* **STATED EXERCISE**: In the records below, find each line with the word "Уход" and copy it.

* **SUPPLIED RECORDS**:
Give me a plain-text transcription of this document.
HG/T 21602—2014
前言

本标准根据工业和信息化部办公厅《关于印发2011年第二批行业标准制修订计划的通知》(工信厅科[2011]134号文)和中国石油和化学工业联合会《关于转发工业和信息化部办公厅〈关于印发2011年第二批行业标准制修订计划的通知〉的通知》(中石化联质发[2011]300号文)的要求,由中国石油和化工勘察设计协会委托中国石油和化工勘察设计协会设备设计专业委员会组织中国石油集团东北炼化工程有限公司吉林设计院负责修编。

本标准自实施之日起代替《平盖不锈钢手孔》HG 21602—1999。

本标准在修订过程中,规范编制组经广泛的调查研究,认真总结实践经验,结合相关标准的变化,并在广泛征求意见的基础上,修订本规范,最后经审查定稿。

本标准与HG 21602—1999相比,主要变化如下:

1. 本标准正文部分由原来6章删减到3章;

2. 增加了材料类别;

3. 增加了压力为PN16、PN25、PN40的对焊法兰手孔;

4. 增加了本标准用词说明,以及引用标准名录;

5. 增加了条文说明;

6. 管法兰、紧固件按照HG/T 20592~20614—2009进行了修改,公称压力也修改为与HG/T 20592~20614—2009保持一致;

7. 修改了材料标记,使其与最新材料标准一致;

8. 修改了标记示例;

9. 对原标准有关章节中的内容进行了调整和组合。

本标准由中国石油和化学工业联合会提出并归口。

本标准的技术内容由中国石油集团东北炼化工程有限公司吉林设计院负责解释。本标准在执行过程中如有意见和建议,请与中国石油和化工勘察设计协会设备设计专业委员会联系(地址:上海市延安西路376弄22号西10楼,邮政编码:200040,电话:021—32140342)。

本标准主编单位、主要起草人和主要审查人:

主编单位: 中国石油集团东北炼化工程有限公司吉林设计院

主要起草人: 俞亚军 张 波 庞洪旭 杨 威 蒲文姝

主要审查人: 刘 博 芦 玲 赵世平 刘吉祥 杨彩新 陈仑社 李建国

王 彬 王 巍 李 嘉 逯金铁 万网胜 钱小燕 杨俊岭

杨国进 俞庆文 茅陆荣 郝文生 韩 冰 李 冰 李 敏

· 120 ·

...

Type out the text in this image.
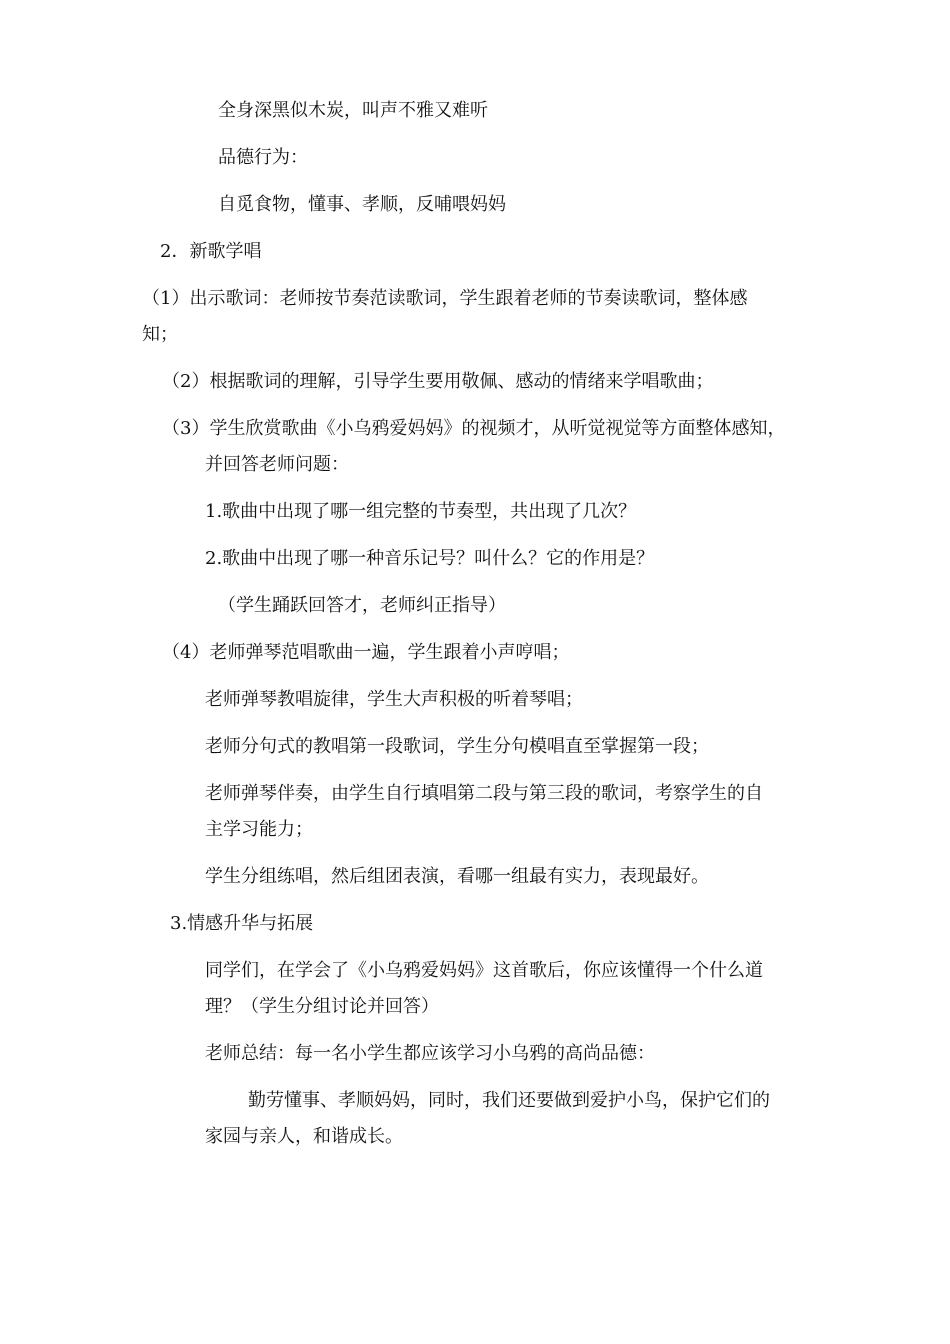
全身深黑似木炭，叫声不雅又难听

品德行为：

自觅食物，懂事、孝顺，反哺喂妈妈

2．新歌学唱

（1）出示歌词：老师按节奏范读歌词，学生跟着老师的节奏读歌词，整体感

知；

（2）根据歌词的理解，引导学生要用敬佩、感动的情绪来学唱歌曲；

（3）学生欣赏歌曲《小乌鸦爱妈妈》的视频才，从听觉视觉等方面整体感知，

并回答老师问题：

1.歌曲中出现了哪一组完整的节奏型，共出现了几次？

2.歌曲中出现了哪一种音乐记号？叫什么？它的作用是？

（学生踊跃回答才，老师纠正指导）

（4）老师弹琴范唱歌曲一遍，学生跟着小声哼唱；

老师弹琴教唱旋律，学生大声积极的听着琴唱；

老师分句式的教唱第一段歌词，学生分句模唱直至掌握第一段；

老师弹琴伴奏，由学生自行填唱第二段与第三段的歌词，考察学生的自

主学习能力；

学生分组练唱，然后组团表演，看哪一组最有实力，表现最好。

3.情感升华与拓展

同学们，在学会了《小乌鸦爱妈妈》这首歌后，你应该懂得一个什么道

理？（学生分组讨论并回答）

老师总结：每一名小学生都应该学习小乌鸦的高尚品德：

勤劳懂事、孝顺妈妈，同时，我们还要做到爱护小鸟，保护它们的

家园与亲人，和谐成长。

---

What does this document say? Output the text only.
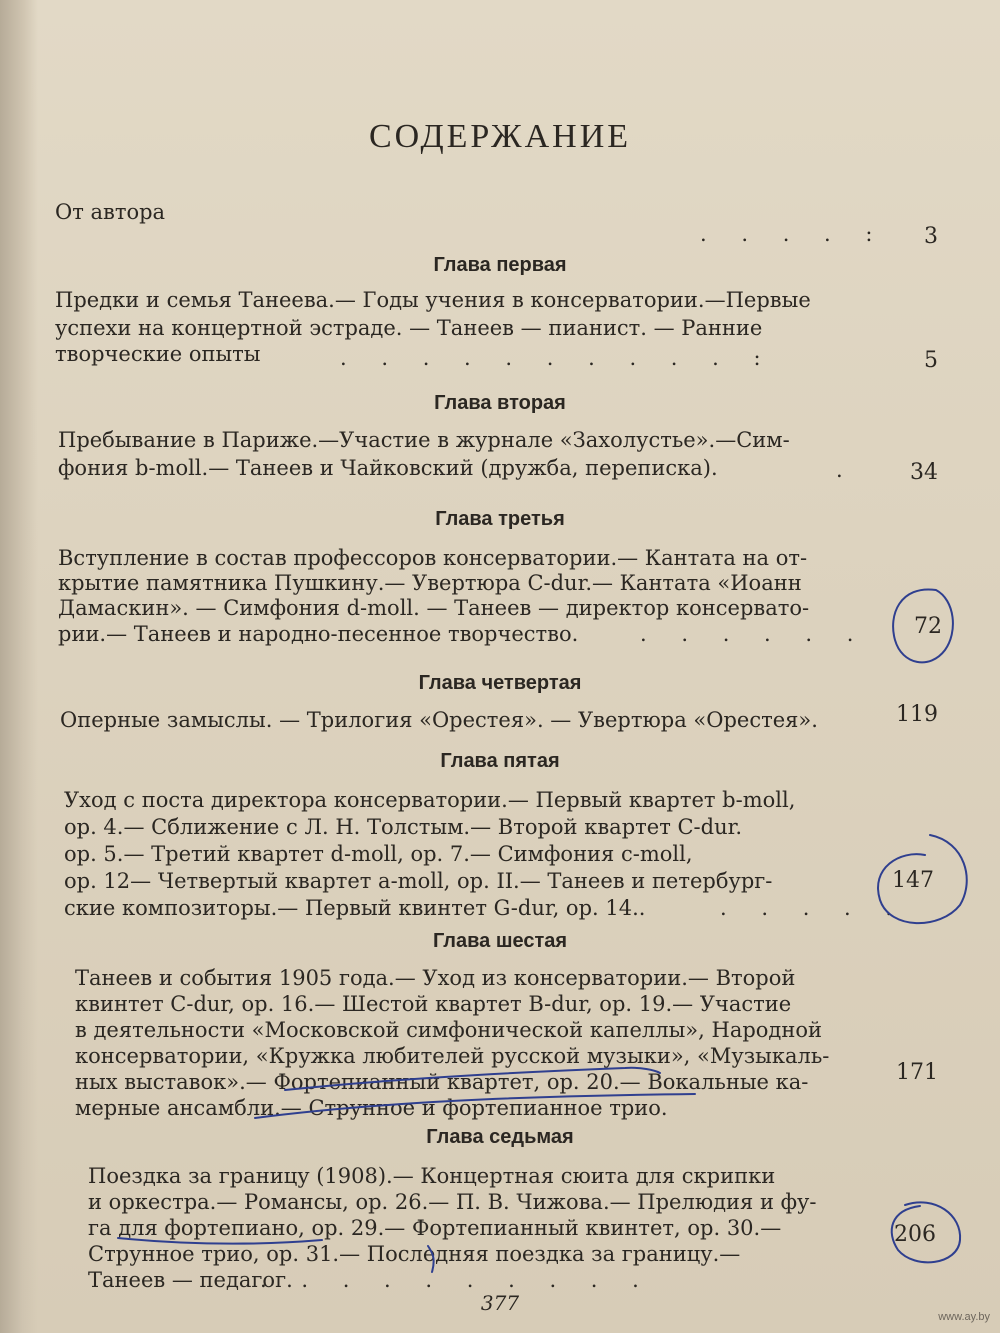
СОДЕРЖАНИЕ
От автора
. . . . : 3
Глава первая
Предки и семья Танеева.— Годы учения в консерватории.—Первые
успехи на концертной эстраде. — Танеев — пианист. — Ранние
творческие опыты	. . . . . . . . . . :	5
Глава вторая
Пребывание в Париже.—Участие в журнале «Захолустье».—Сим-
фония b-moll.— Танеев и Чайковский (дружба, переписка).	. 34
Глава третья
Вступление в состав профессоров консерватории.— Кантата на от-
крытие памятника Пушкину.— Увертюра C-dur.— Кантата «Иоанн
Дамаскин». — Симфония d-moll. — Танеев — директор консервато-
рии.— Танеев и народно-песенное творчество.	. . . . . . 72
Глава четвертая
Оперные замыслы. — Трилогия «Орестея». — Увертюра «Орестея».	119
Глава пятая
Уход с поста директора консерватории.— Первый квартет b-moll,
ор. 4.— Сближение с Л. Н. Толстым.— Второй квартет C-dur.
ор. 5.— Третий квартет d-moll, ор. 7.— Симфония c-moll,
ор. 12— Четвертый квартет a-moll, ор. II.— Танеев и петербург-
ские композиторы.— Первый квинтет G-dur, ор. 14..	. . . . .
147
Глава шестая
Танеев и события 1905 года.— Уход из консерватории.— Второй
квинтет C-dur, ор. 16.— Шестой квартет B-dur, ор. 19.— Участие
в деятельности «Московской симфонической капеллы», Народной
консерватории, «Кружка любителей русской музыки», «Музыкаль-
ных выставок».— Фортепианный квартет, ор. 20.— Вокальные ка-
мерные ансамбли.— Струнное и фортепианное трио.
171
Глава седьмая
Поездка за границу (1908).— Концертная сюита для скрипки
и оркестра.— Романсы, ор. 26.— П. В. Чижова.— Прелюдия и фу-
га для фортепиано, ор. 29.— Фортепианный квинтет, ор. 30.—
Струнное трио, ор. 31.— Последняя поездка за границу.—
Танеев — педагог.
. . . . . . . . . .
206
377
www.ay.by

* **TASK RESULT**:
Уход с поста директора консерватории.— Первый квартет b-moll,
Танеев и события 1905 года.— Уход из консерватории.— Второй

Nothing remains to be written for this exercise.